**Given instruction**
Restate the records below word for word, and omit the images they hold.

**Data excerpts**
## start

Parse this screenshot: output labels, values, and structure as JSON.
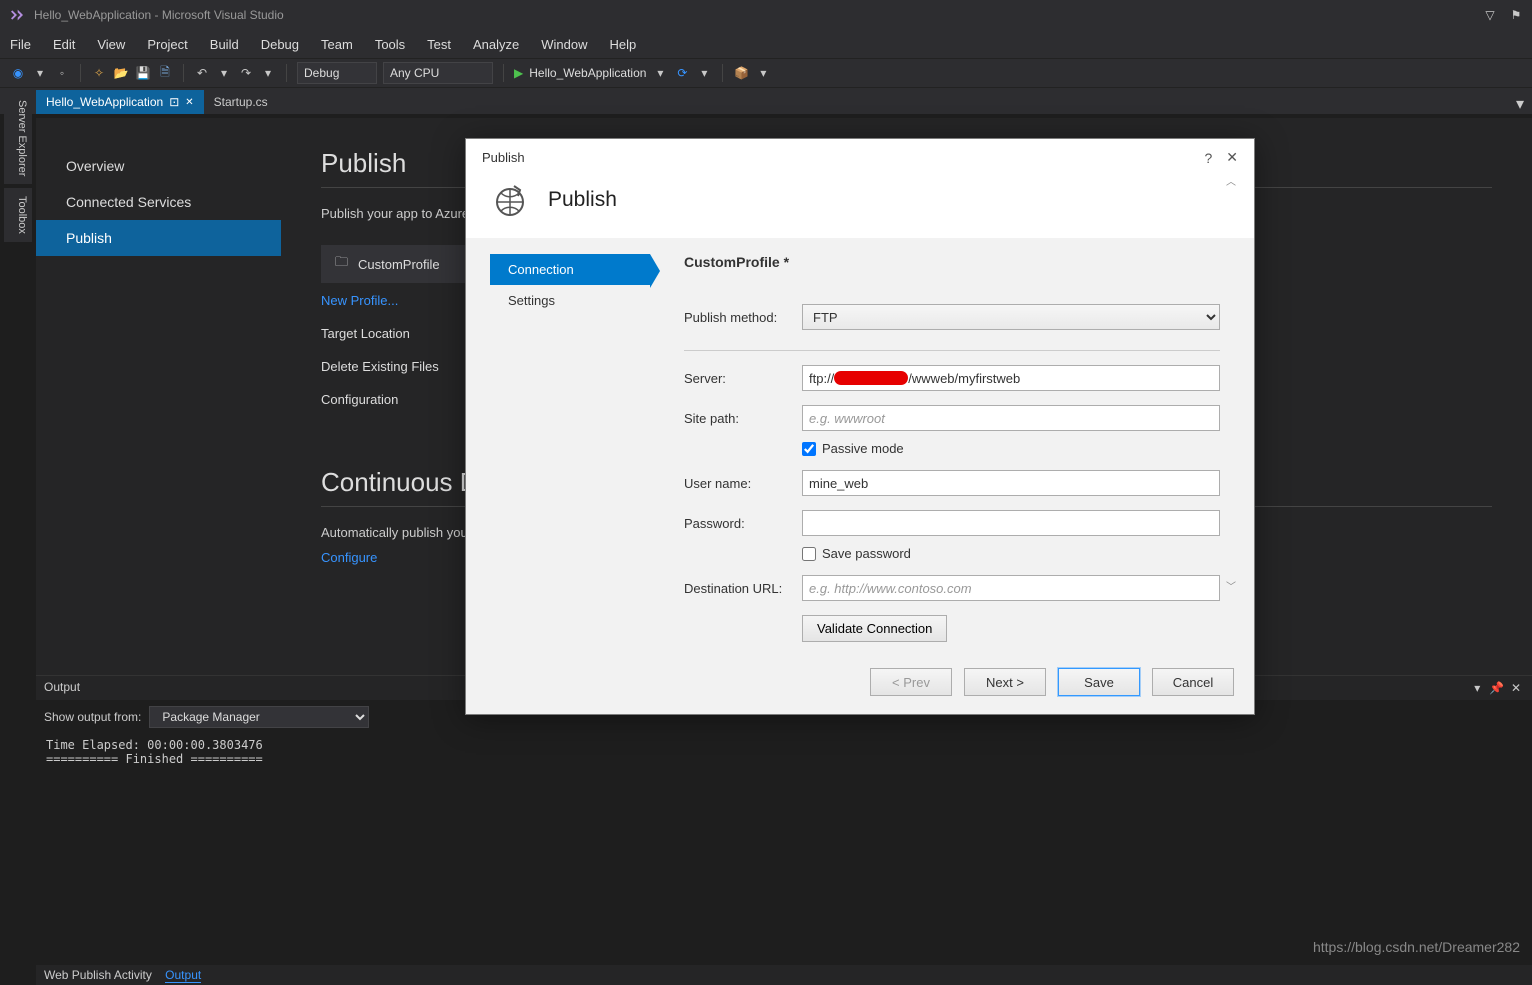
{
  "titlebar": {
    "title": "Hello_WebApplication - Microsoft Visual Studio"
  },
  "menu": {
    "items": [
      "File",
      "Edit",
      "View",
      "Project",
      "Build",
      "Debug",
      "Team",
      "Tools",
      "Test",
      "Analyze",
      "Window",
      "Help"
    ]
  },
  "toolbar": {
    "configuration": "Debug",
    "platform": "Any CPU",
    "debug_target": "Hello_WebApplication"
  },
  "tabs": {
    "items": [
      {
        "label": "Hello_WebApplication",
        "active": true
      },
      {
        "label": "Startup.cs",
        "active": false
      }
    ]
  },
  "sidetools": {
    "items": [
      "Server Explorer",
      "Toolbox"
    ]
  },
  "nav": {
    "items": [
      {
        "label": "Overview",
        "active": false
      },
      {
        "label": "Connected Services",
        "active": false
      },
      {
        "label": "Publish",
        "active": true
      }
    ]
  },
  "publish": {
    "heading": "Publish",
    "hint": "Publish your app to Azure",
    "profile_label": "CustomProfile",
    "new_profile": "New Profile...",
    "target_location": "Target Location",
    "delete_existing": "Delete Existing Files",
    "configuration": "Configuration",
    "cd_heading": "Continuous Deliv",
    "cd_hint": "Automatically publish you",
    "configure": "Configure"
  },
  "dialog": {
    "win_title": "Publish",
    "heading": "Publish",
    "steps": {
      "connection": "Connection",
      "settings": "Settings"
    },
    "profile_name": "CustomProfile *",
    "labels": {
      "publish_method": "Publish method:",
      "server": "Server:",
      "site_path": "Site path:",
      "passive": "Passive mode",
      "username": "User name:",
      "password": "Password:",
      "save_password": "Save password",
      "destination_url": "Destination URL:"
    },
    "values": {
      "publish_method": "FTP",
      "server_prefix": "ftp://",
      "server_suffix": "/wwweb/myfirstweb",
      "site_path_placeholder": "e.g. wwwroot",
      "passive_checked": true,
      "username": "mine_web",
      "password": "",
      "save_password_checked": false,
      "destination_placeholder": "e.g. http://www.contoso.com"
    },
    "buttons": {
      "validate": "Validate Connection",
      "prev": "< Prev",
      "next": "Next >",
      "save": "Save",
      "cancel": "Cancel"
    }
  },
  "output": {
    "title": "Output",
    "show_from_label": "Show output from:",
    "show_from": "Package Manager",
    "text": "Time Elapsed: 00:00:00.3803476\n========== Finished ==========",
    "bottom_tabs": {
      "wpa": "Web Publish Activity",
      "out": "Output"
    }
  },
  "watermark": "https://blog.csdn.net/Dreamer282"
}
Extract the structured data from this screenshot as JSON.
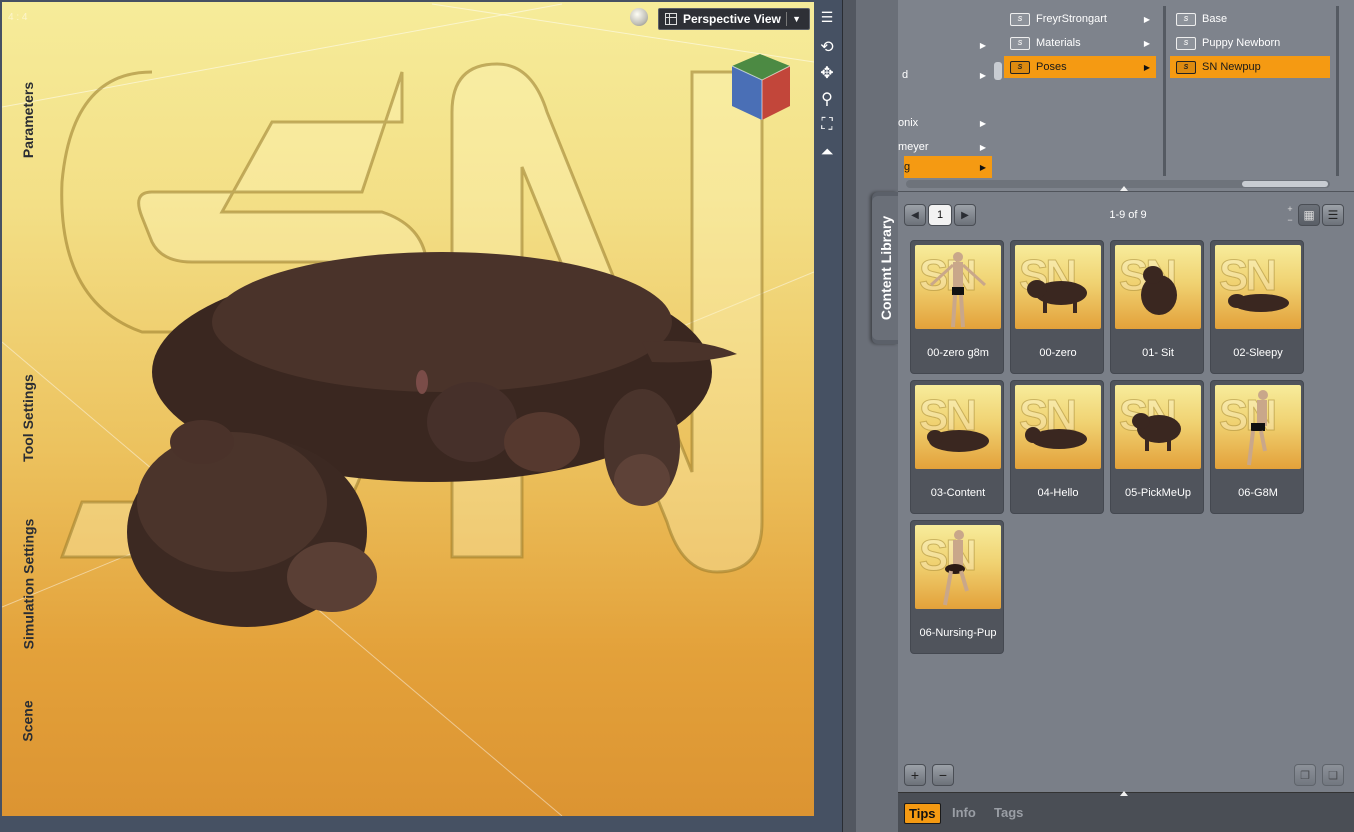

## end

**Task answer**
Parse this screenshot: output labels, values, and structure as JSON.
{
  "titlebar": {
    "title": "Hello_WebApplication - Microsoft Visual Studio"
  },
  "menu": {
    "items": [
      "File",
      "Edit",
      "View",
      "Project",
      "Build",
      "Debug",
      "Team",
      "Tools",
      "Test",
      "Analyze",
      "Window",
      "Help"
    ]
  },
  "toolbar": {
    "configuration": "Debug",
    "platform": "Any CPU",
    "debug_target": "Hello_WebApplication"
  },
  "tabs": {
    "items": [
      {
        "label": "Hello_WebApplication",
        "active": true
      },
      {
        "label": "Startup.cs",
        "active": false
      }
    ]
  },
  "sidetools": {
    "items": [
      "Server Explorer",
      "Toolbox"
    ]
  },
  "nav": {
    "items": [
      {
        "label": "Overview",
        "active": false
      },
      {
        "label": "Connected Services",
        "active": false
      },
      {
        "label": "Publish",
        "active": true
      }
    ]
  },
  "publish": {
    "heading": "Publish",
    "hint": "Publish your app to Azure",
    "profile_label": "CustomProfile",
    "new_profile": "New Profile...",
    "target_location": "Target Location",
    "delete_existing": "Delete Existing Files",
    "configuration": "Configuration",
    "cd_heading": "Continuous Deliv",
    "cd_hint": "Automatically publish you",
    "configure": "Configure"
  },
  "dialog": {
    "win_title": "Publish",
    "heading": "Publish",
    "steps": {
      "connection": "Connection",
      "settings": "Settings"
    },
    "profile_name": "CustomProfile *",
    "labels": {
      "publish_method": "Publish method:",
      "server": "Server:",
      "site_path": "Site path:",
      "passive": "Passive mode",
      "username": "User name:",
      "password": "Password:",
      "save_password": "Save password",
      "destination_url": "Destination URL:"
    },
    "values": {
      "publish_method": "FTP",
      "server_prefix": "ftp://",
      "server_suffix": "/wwweb/myfirstweb",
      "site_path_placeholder": "e.g. wwwroot",
      "passive_checked": true,
      "username": "mine_web",
      "password": "",
      "save_password_checked": false,
      "destination_placeholder": "e.g. http://www.contoso.com"
    },
    "buttons": {
      "validate": "Validate Connection",
      "prev": "< Prev",
      "next": "Next >",
      "save": "Save",
      "cancel": "Cancel"
    }
  },
  "output": {
    "title": "Output",
    "show_from_label": "Show output from:",
    "show_from": "Package Manager",
    "text": "Time Elapsed: 00:00:00.3803476\n========== Finished ==========",
    "bottom_tabs": {
      "wpa": "Web Publish Activity",
      "out": "Output"
    }
  },
  "watermark": "https://blog.csdn.net/Dreamer282"
}
Extract the structured data from this screenshot as JSON.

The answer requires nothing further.